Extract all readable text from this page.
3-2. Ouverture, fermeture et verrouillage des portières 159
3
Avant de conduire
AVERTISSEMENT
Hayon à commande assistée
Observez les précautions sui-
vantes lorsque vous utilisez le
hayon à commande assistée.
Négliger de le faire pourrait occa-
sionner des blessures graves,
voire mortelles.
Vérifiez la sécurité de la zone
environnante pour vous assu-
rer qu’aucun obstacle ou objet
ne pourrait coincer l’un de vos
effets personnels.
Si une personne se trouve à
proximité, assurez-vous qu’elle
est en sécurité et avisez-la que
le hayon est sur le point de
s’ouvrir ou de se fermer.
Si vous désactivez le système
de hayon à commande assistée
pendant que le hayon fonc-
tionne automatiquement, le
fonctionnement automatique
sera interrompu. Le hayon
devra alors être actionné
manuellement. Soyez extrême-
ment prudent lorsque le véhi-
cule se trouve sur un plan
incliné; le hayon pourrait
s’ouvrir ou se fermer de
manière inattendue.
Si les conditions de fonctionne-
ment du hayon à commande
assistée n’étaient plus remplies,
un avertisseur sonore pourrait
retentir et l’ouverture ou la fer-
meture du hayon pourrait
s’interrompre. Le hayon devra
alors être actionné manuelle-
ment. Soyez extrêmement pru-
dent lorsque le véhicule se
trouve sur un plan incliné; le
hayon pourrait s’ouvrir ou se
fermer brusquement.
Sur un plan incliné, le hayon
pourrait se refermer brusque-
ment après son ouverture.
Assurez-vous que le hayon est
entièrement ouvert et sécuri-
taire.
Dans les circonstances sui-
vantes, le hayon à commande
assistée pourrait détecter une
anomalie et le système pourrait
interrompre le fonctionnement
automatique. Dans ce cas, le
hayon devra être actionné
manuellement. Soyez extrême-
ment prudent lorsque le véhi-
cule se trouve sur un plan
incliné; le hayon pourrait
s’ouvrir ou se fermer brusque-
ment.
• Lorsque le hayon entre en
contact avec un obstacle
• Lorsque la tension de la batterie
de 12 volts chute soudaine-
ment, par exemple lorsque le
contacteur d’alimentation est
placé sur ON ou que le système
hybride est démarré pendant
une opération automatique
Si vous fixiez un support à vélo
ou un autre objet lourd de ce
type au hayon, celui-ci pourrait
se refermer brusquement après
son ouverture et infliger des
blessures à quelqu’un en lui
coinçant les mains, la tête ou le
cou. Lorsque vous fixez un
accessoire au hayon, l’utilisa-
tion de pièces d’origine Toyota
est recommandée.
######
> [Short problem] Each line that contains the string "brusquement" counts once; say how many there are and nothing else.

> [Answer] 2